**Task goal:** Quote the records that follow in full, leaving the pictures out.

[Dataset records]

════════

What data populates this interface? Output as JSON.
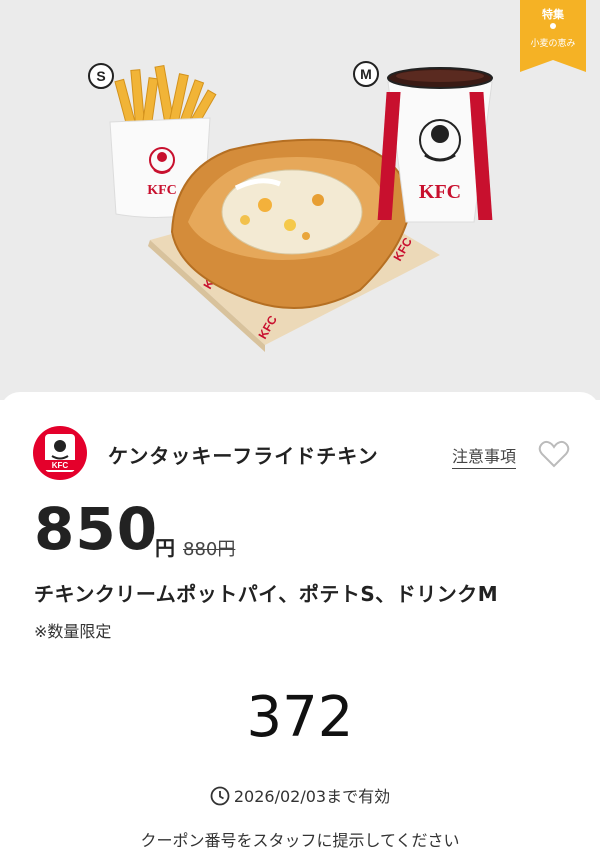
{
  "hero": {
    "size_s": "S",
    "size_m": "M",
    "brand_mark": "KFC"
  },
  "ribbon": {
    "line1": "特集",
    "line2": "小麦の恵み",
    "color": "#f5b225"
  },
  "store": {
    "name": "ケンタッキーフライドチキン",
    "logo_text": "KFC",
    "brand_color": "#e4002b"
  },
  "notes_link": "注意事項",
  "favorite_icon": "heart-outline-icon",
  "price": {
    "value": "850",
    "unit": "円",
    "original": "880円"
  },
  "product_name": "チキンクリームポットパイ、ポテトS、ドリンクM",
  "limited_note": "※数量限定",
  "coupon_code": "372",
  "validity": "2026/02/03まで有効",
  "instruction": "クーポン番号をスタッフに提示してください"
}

════════

**Response to this exercise:**
What data populates this interface? Output as JSON.
{
  "hero": {
    "size_s": "S",
    "size_m": "M",
    "brand_mark": "KFC"
  },
  "ribbon": {
    "line1": "特集",
    "line2": "小麦の恵み",
    "color": "#f5b225"
  },
  "store": {
    "name": "ケンタッキーフライドチキン",
    "logo_text": "KFC",
    "brand_color": "#e4002b"
  },
  "notes_link": "注意事項",
  "favorite_icon": "heart-outline-icon",
  "price": {
    "value": "850",
    "unit": "円",
    "original": "880円"
  },
  "product_name": "チキンクリームポットパイ、ポテトS、ドリンクM",
  "limited_note": "※数量限定",
  "coupon_code": "372",
  "validity": "2026/02/03まで有効",
  "instruction": "クーポン番号をスタッフに提示してください"
}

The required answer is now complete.